◆ **EXERCISE**
Read the records below and copy each line that contains "color".

[Part of a data file]
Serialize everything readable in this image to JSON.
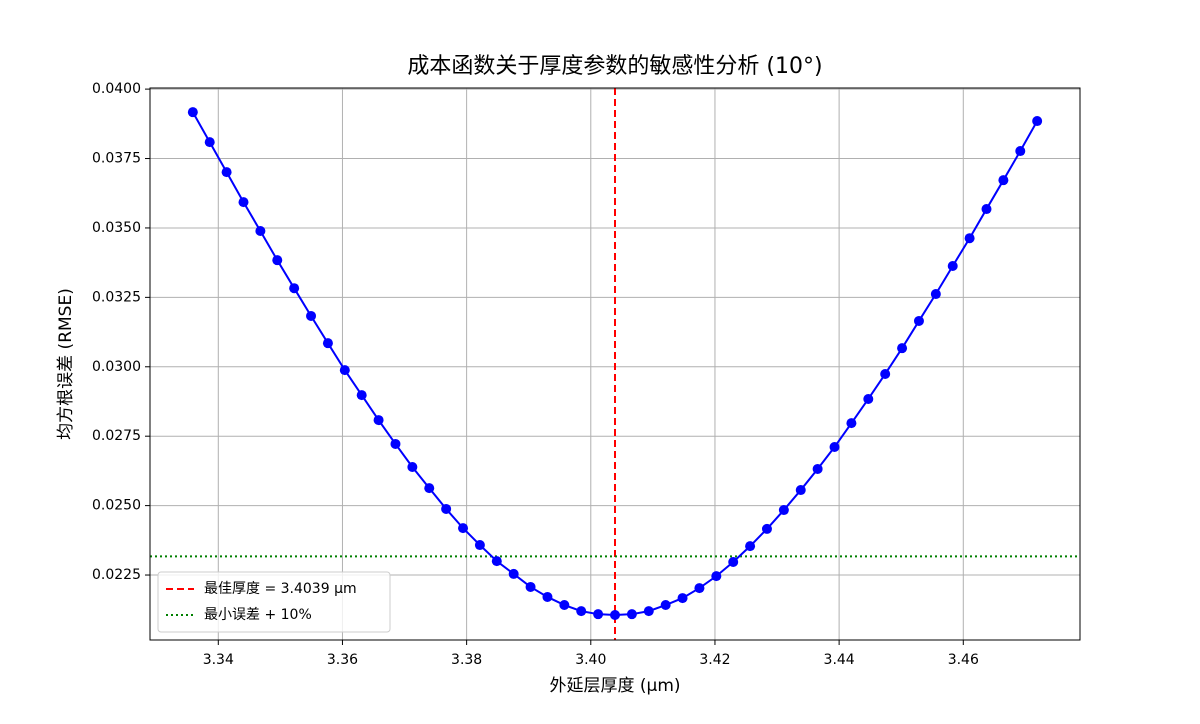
{
  "chart_data": {
    "type": "line",
    "title": "成本函数关于厚度参数的敏感性分析 (10°)",
    "x_label": "外延层厚度 (μm)",
    "y_label": "均方根误差 (RMSE)",
    "x": [
      3.3359,
      3.33862,
      3.34134,
      3.34406,
      3.34678,
      3.3495,
      3.35222,
      3.35494,
      3.35766,
      3.36038,
      3.3631,
      3.36582,
      3.36854,
      3.37126,
      3.37398,
      3.3767,
      3.37942,
      3.38214,
      3.38486,
      3.38758,
      3.3903,
      3.39302,
      3.39574,
      3.39846,
      3.40118,
      3.4039,
      3.40662,
      3.40934,
      3.41206,
      3.41478,
      3.4175,
      3.42022,
      3.42294,
      3.42566,
      3.42838,
      3.4311,
      3.43382,
      3.43654,
      3.43926,
      3.44198,
      3.4447,
      3.44742,
      3.45014,
      3.45286,
      3.45558,
      3.4583,
      3.46102,
      3.46374,
      3.46646,
      3.46918,
      3.4719
    ],
    "series": [
      {
        "color": "#0000ff",
        "marker": "circle",
        "values": [
          0.03917,
          0.03809,
          0.03701,
          0.03593,
          0.03489,
          0.03384,
          0.03283,
          0.03183,
          0.03085,
          0.02988,
          0.02898,
          0.02808,
          0.02722,
          0.02639,
          0.02563,
          0.02488,
          0.02419,
          0.02358,
          0.023,
          0.02254,
          0.02207,
          0.02171,
          0.02142,
          0.0212,
          0.02109,
          0.02106,
          0.02109,
          0.0212,
          0.02142,
          0.02167,
          0.02203,
          0.02246,
          0.02297,
          0.02354,
          0.02416,
          0.02484,
          0.02556,
          0.02632,
          0.02711,
          0.02797,
          0.02884,
          0.02974,
          0.03067,
          0.03165,
          0.03262,
          0.03363,
          0.03463,
          0.03568,
          0.03672,
          0.03777,
          0.03885
        ]
      }
    ],
    "reference_lines": [
      {
        "name": "最佳厚度 = 3.4039 μm",
        "axis": "x",
        "value": 3.4039,
        "color": "#ff0000",
        "style": "dashed"
      },
      {
        "name": "最小误差 + 10%",
        "axis": "y",
        "value": 0.02317,
        "color": "#008000",
        "style": "dotted"
      }
    ],
    "xlim": [
      3.329,
      3.4788
    ],
    "ylim": [
      0.02016,
      0.04004
    ],
    "xticks": [
      3.34,
      3.36,
      3.38,
      {
        "value": 3.4,
        "label": "3.40"
      },
      3.42,
      3.44,
      3.46
    ],
    "yticks": [
      {
        "value": 0.0225,
        "label": "0.0225"
      },
      {
        "value": 0.025,
        "label": "0.0250"
      },
      {
        "value": 0.0275,
        "label": "0.0275"
      },
      {
        "value": 0.03,
        "label": "0.0300"
      },
      {
        "value": 0.0325,
        "label": "0.0325"
      },
      {
        "value": 0.035,
        "label": "0.0350"
      },
      {
        "value": 0.0375,
        "label": "0.0375"
      },
      {
        "value": 0.04,
        "label": "0.0400"
      }
    ],
    "grid": true,
    "legend_position": "lower-left"
  }
}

◆ **REPLY**
        "color": "#0000ff",
        "color": "#ff0000",
        "color": "#008000",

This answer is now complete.